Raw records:
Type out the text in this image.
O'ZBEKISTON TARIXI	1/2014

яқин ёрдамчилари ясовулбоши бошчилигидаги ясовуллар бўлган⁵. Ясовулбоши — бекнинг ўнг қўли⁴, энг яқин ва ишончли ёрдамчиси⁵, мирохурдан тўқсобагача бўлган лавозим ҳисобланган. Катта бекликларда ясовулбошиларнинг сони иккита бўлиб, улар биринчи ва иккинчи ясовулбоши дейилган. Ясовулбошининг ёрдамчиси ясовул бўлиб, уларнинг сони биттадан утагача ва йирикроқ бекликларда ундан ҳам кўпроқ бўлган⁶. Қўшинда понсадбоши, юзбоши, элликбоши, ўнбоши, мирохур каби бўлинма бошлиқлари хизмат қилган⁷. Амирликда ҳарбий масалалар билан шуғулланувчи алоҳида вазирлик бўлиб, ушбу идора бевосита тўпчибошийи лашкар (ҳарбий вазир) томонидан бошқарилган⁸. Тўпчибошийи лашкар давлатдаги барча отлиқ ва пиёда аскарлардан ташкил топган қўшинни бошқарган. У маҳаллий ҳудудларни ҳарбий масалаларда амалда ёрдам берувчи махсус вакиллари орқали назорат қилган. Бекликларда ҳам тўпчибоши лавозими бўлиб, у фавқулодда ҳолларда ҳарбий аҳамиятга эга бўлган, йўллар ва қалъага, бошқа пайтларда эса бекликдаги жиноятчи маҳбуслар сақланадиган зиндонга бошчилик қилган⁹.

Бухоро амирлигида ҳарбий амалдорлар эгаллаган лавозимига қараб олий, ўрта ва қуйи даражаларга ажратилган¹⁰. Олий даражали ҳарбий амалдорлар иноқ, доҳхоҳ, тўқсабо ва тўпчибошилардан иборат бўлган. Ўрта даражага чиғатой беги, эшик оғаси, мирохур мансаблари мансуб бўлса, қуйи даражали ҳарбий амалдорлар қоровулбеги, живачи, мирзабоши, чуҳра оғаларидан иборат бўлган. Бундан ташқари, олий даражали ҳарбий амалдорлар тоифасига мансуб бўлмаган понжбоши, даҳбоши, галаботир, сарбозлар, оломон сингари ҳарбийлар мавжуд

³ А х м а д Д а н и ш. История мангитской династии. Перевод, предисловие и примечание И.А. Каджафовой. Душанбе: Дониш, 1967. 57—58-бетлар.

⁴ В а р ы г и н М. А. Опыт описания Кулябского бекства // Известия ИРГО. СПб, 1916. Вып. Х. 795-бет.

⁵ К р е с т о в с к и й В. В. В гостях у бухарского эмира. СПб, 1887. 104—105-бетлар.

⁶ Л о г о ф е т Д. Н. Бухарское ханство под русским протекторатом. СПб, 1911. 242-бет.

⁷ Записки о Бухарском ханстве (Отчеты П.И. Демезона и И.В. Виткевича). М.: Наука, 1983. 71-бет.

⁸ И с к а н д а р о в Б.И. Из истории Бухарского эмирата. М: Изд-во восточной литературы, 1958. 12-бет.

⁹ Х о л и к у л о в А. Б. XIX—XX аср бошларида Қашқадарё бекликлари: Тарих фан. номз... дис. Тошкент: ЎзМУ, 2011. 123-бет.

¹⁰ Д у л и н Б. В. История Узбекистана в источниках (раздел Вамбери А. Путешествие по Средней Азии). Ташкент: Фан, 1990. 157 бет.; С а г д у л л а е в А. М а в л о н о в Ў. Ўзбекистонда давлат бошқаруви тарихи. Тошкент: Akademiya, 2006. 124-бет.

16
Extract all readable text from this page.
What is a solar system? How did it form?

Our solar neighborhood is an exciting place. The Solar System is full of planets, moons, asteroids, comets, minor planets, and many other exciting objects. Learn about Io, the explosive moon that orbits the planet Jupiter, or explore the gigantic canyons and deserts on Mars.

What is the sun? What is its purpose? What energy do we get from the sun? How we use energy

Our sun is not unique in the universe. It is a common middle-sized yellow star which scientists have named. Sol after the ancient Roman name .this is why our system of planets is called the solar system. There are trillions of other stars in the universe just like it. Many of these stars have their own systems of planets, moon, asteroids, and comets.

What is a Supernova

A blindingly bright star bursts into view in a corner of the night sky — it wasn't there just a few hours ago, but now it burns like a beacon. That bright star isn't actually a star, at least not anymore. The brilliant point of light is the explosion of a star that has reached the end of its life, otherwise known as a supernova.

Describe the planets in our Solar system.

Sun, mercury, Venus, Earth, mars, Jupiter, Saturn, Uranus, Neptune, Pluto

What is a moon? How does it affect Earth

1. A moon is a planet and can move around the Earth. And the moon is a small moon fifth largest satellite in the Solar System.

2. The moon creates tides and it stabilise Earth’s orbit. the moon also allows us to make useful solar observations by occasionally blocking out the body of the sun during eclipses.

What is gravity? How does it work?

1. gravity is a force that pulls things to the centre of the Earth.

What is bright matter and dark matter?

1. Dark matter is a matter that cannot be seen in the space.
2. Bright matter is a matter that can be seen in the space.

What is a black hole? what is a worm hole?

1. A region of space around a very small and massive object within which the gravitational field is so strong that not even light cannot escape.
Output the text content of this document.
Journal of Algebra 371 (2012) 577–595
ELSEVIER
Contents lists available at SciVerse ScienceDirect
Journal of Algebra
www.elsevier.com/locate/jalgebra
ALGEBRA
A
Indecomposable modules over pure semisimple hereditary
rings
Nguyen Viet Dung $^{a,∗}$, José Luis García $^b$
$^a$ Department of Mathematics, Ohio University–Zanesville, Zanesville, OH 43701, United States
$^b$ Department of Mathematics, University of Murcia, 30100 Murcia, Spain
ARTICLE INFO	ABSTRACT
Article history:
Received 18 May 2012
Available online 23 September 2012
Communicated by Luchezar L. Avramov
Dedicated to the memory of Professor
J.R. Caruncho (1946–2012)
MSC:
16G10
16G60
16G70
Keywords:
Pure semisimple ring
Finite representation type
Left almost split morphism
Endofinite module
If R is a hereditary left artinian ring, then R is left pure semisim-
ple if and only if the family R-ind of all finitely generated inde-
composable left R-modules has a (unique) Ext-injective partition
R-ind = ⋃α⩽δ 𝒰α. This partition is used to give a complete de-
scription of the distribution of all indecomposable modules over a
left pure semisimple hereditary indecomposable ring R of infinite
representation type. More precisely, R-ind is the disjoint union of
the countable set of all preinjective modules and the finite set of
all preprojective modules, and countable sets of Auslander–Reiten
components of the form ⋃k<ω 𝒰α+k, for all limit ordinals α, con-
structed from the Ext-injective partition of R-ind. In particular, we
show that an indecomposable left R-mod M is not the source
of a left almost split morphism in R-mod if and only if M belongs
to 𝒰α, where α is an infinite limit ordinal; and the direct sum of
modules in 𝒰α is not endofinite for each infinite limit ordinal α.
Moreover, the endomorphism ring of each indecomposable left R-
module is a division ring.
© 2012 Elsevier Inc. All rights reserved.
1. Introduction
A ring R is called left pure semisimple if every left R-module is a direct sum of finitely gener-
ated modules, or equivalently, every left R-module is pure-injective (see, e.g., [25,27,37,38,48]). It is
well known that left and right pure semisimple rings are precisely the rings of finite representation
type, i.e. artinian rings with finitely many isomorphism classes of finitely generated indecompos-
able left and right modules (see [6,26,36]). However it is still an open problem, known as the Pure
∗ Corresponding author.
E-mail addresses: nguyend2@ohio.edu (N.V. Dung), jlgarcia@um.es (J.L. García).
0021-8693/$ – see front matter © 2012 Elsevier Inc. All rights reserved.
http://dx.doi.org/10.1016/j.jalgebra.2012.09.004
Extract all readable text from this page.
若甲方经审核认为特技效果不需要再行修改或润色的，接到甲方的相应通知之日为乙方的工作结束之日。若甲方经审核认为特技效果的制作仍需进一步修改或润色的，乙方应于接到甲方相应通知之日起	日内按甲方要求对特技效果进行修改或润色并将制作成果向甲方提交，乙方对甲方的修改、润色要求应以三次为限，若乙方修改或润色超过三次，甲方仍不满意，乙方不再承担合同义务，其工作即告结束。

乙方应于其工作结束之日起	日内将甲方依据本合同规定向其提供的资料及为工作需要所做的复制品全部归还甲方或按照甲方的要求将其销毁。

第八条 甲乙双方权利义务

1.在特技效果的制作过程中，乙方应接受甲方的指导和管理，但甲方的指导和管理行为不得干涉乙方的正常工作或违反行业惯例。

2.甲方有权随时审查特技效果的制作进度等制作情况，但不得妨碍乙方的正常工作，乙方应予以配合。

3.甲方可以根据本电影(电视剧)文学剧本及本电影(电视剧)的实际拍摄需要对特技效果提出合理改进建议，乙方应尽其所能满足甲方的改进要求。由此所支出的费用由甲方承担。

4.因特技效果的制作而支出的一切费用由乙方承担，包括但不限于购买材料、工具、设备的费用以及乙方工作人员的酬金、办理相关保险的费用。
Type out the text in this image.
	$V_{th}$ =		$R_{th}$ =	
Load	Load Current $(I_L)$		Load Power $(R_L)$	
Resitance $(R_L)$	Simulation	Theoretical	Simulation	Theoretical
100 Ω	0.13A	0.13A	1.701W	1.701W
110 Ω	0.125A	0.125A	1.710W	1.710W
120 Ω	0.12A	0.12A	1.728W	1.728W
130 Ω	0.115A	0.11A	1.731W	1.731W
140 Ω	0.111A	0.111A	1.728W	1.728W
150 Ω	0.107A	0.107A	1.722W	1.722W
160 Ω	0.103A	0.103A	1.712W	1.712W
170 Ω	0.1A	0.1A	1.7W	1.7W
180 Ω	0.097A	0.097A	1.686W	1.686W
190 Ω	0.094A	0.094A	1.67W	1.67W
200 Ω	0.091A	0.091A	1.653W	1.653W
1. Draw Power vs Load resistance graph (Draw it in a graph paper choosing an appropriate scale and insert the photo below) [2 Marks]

STATED GOAL
Work out how many lines in the entries hold the string "Mathematics". Your answer should consist solely of that number.

FINAL RESULT
2